→ **Task details**: Work out how many lines in the entries contain the string "this", and give nothing but that number.

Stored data

++++

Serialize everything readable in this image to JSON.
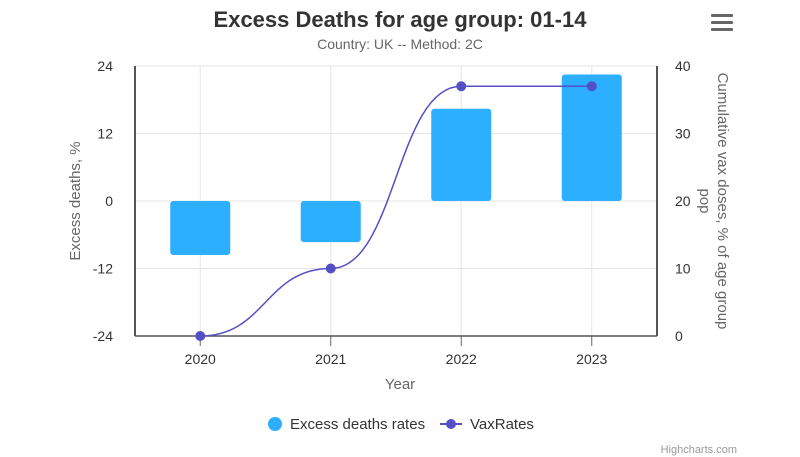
{
  "chart_data": {
    "type": "bar+line",
    "title": "Excess Deaths for age group: 01-14",
    "subtitle": "Country: UK -- Method: 2C",
    "xlabel": "Year",
    "ylabel": "Excess deaths, %",
    "y2label": "Cumulative vax doses, % of age group pop",
    "categories": [
      "2020",
      "2021",
      "2022",
      "2023"
    ],
    "ylim": [
      -24,
      24
    ],
    "yticks": [
      -24,
      -12,
      0,
      12,
      24
    ],
    "y2lim": [
      0,
      40
    ],
    "y2ticks": [
      0,
      10,
      20,
      30,
      40
    ],
    "grid": true,
    "legend_placement": "bottom",
    "series": [
      {
        "name": "Excess deaths rates",
        "type": "bar",
        "axis": "left",
        "color": "#2caffe",
        "values": [
          -9.6,
          -7.3,
          16.4,
          22.5
        ]
      },
      {
        "name": "VaxRates",
        "type": "spline",
        "axis": "right",
        "color": "#544fc5",
        "values": [
          0,
          10,
          37,
          37
        ]
      }
    ],
    "credits": "Highcharts.com"
  },
  "menu_icon": "hamburger-menu-icon"
}
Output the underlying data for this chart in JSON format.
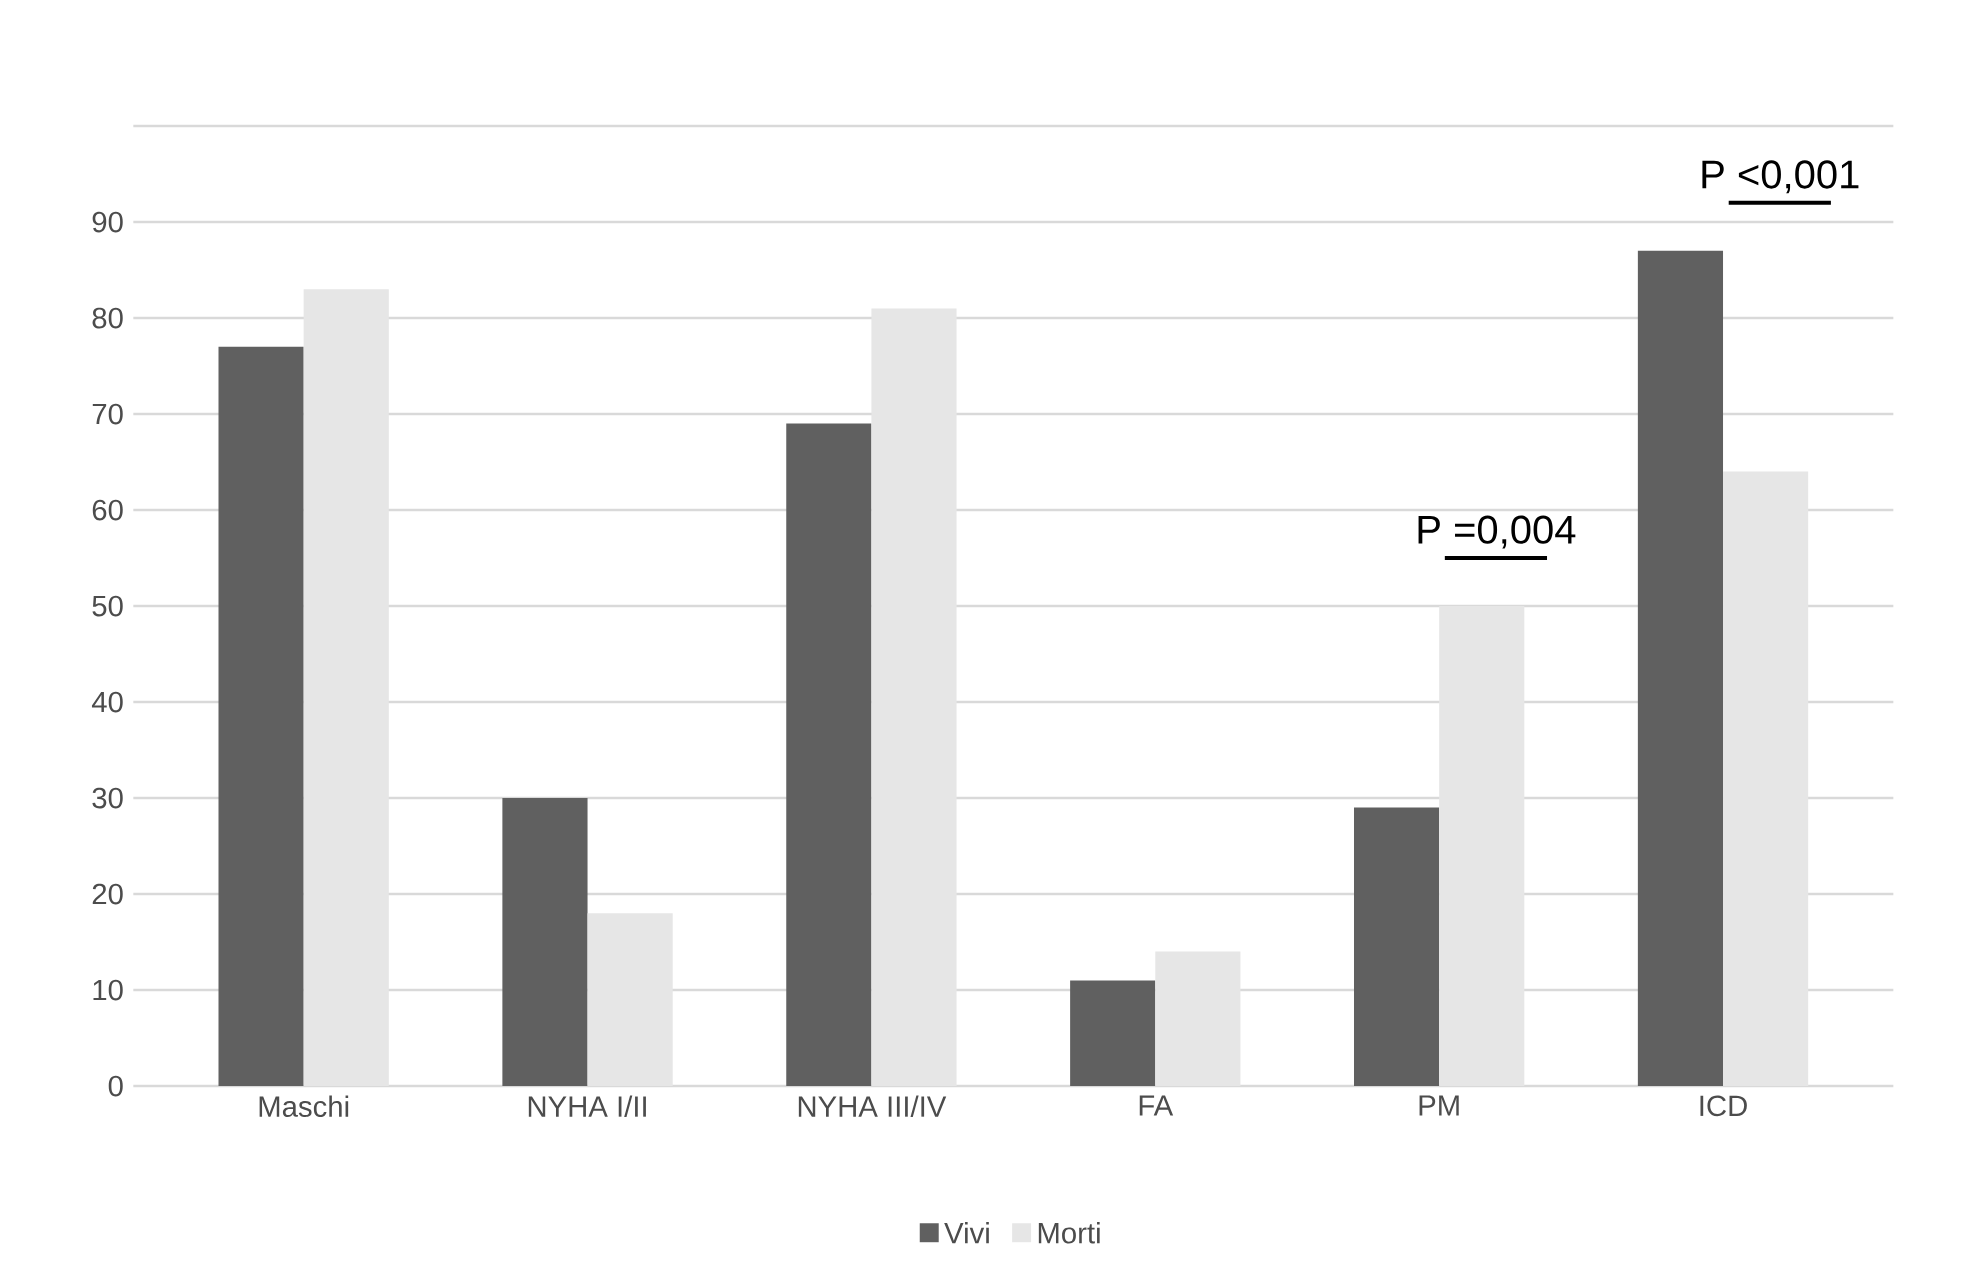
{
  "chart_data": {
    "type": "bar",
    "categories": [
      "Maschi",
      "NYHA I/II",
      "NYHA III/IV",
      "FA",
      "PM",
      "ICD"
    ],
    "series": [
      {
        "name": "Vivi",
        "color": "#606060",
        "values": [
          77,
          30,
          69,
          11,
          29,
          87
        ]
      },
      {
        "name": "Morti",
        "color": "#e6e6e6",
        "values": [
          83,
          18,
          81,
          14,
          50,
          64
        ]
      }
    ],
    "ylim": [
      0,
      100
    ],
    "yticks": [
      0,
      10,
      20,
      30,
      40,
      50,
      60,
      70,
      80,
      90,
      {
        "value": 100,
        "label": null
      }
    ],
    "grid": "y",
    "legend": "bottom",
    "annotations": [
      "P =0,004",
      "P <0,001"
    ]
  }
}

++++

→ **Full solution**: 2